■ **Stated task**:
Filter the lines below, copying only those with the string "diverging".
::::::::
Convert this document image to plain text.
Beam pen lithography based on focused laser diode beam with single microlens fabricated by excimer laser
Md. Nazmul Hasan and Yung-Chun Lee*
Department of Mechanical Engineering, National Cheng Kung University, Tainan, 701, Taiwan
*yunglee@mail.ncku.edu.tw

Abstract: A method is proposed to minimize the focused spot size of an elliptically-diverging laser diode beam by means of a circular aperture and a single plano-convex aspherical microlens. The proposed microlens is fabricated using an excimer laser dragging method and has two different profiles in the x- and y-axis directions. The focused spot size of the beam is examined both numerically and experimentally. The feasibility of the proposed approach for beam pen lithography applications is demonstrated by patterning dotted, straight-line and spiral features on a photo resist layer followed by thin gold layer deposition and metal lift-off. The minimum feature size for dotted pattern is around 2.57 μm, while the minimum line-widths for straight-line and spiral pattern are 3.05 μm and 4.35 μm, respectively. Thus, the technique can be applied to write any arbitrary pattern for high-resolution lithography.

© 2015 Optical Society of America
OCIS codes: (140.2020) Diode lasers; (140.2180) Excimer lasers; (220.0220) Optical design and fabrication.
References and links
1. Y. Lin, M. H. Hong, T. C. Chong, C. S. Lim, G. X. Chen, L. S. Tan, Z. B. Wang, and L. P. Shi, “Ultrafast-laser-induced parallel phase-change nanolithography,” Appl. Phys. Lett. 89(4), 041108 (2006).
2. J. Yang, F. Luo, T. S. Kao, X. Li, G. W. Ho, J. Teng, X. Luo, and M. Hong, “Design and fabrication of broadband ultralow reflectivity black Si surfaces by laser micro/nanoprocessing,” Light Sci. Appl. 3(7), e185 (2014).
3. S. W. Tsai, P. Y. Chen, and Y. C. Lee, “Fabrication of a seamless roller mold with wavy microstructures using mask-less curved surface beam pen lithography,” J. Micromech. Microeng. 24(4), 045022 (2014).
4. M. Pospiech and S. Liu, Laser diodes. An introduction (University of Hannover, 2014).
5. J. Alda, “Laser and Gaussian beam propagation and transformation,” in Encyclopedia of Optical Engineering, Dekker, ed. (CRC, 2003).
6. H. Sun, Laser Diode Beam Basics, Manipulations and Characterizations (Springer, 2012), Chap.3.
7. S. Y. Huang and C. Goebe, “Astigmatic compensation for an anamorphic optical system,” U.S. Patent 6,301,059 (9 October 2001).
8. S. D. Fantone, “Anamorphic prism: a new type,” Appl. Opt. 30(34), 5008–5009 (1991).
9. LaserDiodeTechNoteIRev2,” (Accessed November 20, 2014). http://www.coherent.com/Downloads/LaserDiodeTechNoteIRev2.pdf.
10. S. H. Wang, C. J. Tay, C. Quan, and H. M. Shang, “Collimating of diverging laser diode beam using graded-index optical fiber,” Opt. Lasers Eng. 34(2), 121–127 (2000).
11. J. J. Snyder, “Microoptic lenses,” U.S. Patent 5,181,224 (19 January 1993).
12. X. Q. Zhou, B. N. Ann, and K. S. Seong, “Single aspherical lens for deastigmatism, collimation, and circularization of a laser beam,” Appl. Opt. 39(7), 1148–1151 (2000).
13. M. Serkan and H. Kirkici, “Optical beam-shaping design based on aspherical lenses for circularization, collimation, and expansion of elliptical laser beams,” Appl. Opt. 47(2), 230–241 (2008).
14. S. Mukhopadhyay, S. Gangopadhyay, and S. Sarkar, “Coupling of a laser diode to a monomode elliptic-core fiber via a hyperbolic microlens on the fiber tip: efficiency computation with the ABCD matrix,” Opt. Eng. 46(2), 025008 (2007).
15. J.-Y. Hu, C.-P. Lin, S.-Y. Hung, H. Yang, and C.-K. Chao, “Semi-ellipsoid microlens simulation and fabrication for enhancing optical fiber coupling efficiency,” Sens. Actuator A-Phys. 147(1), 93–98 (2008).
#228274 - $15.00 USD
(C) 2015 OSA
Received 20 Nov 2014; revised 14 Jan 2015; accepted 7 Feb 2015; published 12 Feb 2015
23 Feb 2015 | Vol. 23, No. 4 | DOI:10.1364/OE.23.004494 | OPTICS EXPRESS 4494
::::::::
■ **The output**:
Abstract: A method is proposed to minimize the focused spot size of an elliptically-diverging laser diode beam by means of a circular aperture and a single plano-convex aspherical microlens. The proposed microlens is fabricated using an excimer laser dragging method and has two different profiles in the x- and y-axis directions. The focused spot size of the beam is examined both numerically and experimentally. The feasibility of the proposed approach for beam pen lithography applications is demonstrated by patterning dotted, straight-line and spiral features on a photo resist layer followed by thin gold layer deposition and metal lift-off. The minimum feature size for dotted pattern is around 2.57 μm, while the minimum line-widths for straight-line and spiral pattern are 3.05 μm and 4.35 μm, respectively. Thus, the technique can be applied to write any arbitrary pattern for high-resolution lithography.
10. S. H. Wang, C. J. Tay, C. Quan, and H. M. Shang, “Collimating of diverging laser diode beam using graded-index optical fiber,” Opt. Lasers Eng. 34(2), 121–127 (2000).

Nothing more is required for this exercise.